**STATED GOAL**: The data must be returned in full and exactly as given.

**RECORD EXCERPTS**:
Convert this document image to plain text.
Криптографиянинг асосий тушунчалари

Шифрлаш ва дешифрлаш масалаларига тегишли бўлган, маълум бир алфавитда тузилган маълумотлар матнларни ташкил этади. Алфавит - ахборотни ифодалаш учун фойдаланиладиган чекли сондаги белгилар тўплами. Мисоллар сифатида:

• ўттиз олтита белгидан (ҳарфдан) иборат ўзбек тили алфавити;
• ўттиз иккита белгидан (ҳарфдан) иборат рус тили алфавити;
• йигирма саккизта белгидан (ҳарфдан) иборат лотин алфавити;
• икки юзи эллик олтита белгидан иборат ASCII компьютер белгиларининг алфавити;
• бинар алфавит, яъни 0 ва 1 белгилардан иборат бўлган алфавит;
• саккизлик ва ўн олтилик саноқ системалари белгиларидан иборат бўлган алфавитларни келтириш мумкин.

**EXERCISE RESULT**:
Convert this document image to plain text.
Криптографиянинг асосий тушунчалари

Шифрлаш ва дешифрлаш масалаларига тегишли бўлган, маълум бир алфавитда тузилган маълумотлар матнларни ташкил этади. Алфавит - ахборотни ифодалаш учун фойдаланиладиган чекли сондаги белгилар тўплами. Мисоллар сифатида:

• ўттиз олтита белгидан (ҳарфдан) иборат ўзбек тили алфавити;
• ўттиз иккита белгидан (ҳарфдан) иборат рус тили алфавити;
• йигирма саккизта белгидан (ҳарфдан) иборат лотин алфавити;
• икки юзи эллик олтита белгидан иборат ASCII компьютер белгиларининг алфавити;
• бинар алфавит, яъни 0 ва 1 белгилардан иборат бўлган алфавит;
• саккизлик ва ўн олтилик саноқ системалари белгиларидан иборат бўлган алфавитларни келтириш мумкин.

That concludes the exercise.